• **WHAT TO DO**
Using the data below, copy each line that includes the word "vector".

Records from a collection of figures:
* begin *

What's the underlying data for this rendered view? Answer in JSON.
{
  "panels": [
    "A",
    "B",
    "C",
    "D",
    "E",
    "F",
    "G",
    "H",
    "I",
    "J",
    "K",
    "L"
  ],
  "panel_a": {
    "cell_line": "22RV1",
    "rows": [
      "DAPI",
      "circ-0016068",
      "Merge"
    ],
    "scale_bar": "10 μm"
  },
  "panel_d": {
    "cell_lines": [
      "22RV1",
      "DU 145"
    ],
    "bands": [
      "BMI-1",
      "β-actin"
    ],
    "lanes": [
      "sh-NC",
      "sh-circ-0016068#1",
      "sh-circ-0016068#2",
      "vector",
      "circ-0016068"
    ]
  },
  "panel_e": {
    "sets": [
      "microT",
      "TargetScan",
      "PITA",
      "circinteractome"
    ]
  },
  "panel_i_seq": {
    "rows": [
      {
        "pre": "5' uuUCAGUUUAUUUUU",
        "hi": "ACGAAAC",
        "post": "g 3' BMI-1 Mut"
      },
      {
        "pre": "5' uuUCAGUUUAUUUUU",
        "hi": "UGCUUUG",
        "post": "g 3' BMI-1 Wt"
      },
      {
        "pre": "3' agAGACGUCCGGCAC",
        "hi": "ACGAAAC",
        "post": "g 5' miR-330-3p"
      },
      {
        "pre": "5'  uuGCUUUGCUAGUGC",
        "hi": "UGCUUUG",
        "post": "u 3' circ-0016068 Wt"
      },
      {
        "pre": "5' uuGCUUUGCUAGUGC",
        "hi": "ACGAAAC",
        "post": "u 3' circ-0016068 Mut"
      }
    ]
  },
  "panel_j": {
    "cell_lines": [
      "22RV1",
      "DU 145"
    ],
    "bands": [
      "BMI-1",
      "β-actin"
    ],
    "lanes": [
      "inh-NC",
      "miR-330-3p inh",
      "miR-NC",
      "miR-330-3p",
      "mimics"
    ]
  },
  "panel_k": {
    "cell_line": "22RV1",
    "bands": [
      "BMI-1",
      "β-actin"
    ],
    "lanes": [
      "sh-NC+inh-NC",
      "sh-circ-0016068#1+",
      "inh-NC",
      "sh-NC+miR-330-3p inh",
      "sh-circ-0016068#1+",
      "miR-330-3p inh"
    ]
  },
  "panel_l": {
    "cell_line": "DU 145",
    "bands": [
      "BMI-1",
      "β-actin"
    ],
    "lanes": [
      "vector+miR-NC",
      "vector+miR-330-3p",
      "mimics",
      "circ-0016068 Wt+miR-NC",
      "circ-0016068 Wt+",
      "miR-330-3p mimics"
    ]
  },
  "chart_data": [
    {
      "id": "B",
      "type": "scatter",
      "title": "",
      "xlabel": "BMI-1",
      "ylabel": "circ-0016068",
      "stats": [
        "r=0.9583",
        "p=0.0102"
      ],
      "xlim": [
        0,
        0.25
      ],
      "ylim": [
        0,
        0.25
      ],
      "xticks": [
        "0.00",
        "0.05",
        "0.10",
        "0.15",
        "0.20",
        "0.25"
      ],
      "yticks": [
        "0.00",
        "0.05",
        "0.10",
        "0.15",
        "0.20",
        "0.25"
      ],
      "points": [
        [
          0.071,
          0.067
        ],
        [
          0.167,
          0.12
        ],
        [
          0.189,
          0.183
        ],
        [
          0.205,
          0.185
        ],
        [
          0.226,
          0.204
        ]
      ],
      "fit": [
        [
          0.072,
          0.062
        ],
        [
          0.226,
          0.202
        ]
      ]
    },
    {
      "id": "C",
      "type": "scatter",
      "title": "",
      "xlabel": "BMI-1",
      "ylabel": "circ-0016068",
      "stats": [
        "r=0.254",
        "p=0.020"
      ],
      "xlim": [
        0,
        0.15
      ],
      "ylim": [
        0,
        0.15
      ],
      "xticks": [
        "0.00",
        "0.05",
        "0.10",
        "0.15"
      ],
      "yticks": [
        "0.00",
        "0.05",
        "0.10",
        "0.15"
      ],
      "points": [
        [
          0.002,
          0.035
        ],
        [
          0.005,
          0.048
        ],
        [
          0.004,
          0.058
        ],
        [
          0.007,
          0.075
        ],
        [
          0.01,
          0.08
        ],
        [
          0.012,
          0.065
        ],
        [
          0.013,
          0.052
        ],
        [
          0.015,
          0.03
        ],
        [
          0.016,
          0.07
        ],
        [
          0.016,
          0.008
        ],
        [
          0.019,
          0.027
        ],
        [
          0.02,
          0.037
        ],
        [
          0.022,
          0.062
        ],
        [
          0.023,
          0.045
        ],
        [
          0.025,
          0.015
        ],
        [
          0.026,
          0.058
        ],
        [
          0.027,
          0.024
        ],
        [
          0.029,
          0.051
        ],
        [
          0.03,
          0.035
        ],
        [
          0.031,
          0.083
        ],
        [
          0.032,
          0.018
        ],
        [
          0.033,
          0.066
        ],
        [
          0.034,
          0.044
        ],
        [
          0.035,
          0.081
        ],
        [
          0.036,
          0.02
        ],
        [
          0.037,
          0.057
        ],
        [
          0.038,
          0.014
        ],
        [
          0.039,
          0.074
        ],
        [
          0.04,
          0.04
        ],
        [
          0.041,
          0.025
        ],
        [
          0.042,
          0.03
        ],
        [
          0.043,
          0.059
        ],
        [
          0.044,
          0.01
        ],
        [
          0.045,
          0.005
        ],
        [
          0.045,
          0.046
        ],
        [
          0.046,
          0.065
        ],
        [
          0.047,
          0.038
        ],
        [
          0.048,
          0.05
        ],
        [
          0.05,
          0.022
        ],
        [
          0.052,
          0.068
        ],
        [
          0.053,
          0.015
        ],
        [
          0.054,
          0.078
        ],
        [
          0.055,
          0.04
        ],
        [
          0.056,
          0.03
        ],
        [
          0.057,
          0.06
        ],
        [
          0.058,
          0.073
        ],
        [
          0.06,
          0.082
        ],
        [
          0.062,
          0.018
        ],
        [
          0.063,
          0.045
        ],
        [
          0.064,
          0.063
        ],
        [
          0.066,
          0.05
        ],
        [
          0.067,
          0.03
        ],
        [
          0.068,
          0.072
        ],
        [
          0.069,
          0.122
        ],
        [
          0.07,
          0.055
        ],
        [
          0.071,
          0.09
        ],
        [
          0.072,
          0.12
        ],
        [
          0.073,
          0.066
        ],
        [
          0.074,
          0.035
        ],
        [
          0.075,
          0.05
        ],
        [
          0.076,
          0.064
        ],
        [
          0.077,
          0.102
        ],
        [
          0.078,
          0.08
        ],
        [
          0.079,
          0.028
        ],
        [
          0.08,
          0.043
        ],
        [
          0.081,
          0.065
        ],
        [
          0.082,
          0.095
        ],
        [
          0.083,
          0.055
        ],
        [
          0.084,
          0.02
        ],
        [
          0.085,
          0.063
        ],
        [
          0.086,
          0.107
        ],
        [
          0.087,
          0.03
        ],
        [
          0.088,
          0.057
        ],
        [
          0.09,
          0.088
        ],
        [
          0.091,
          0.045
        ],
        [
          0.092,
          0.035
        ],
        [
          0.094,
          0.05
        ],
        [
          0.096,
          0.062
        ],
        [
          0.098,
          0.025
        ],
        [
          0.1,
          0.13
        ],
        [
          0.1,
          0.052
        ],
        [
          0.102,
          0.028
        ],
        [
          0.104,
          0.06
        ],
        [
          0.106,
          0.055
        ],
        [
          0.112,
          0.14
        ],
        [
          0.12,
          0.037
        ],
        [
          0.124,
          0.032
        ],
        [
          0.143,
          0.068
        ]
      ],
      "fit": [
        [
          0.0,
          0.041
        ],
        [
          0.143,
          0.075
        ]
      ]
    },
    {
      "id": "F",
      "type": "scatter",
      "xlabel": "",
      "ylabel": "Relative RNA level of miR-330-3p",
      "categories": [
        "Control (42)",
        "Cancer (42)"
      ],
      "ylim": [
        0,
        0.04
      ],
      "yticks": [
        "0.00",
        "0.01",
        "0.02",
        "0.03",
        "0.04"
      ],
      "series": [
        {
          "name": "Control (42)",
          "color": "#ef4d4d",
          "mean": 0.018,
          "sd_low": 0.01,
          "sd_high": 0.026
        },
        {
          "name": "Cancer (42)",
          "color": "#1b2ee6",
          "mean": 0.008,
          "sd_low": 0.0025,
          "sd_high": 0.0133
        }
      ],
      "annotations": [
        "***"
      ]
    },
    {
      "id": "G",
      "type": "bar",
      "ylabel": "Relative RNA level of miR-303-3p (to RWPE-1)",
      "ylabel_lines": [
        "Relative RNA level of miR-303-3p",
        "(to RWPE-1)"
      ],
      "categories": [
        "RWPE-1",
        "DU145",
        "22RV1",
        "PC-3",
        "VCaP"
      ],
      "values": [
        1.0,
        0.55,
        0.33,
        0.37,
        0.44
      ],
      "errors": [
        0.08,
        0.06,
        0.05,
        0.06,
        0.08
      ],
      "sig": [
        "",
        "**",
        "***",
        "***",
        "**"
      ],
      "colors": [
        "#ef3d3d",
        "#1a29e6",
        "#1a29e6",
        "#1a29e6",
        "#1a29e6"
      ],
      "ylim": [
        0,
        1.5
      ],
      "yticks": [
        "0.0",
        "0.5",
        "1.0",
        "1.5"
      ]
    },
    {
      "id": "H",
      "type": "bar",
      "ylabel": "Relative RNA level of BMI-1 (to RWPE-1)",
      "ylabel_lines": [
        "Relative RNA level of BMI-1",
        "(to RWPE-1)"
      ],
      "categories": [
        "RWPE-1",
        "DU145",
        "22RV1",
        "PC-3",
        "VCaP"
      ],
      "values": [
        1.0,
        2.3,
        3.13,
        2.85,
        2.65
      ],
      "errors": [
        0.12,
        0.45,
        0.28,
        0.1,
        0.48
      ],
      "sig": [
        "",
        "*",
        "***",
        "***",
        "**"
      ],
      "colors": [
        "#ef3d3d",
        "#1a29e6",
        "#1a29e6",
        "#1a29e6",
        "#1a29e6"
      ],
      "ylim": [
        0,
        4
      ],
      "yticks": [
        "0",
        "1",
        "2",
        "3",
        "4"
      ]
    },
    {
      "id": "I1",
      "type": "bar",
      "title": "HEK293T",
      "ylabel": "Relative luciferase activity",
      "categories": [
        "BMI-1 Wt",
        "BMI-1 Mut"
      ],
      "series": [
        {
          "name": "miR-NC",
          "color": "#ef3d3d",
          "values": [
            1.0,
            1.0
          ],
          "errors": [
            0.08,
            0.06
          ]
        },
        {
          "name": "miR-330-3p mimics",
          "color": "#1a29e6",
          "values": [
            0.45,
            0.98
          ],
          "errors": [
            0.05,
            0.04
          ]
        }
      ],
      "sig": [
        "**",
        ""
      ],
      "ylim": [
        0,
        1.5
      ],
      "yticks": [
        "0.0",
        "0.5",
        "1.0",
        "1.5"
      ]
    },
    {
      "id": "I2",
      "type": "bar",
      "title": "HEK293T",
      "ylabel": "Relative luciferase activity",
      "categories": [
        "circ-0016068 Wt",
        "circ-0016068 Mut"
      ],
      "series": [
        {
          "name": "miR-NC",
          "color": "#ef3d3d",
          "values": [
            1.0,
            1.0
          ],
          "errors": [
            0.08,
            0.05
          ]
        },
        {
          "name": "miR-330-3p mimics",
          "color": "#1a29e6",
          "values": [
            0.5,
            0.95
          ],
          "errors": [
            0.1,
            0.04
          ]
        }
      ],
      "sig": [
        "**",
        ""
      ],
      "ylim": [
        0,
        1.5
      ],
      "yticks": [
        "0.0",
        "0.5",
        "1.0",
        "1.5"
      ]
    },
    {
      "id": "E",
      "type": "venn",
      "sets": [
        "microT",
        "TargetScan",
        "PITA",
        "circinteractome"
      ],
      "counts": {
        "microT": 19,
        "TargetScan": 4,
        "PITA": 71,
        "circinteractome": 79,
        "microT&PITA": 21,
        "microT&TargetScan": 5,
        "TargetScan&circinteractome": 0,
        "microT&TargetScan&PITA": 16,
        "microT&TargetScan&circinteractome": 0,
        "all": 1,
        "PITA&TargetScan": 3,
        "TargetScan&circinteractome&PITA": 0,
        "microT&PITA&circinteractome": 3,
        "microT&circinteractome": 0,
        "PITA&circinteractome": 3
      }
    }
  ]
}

* end *

• **EXERCISE SOLUTION**
      "vector",
      "vector+miR-NC",
      "vector+miR-330-3p",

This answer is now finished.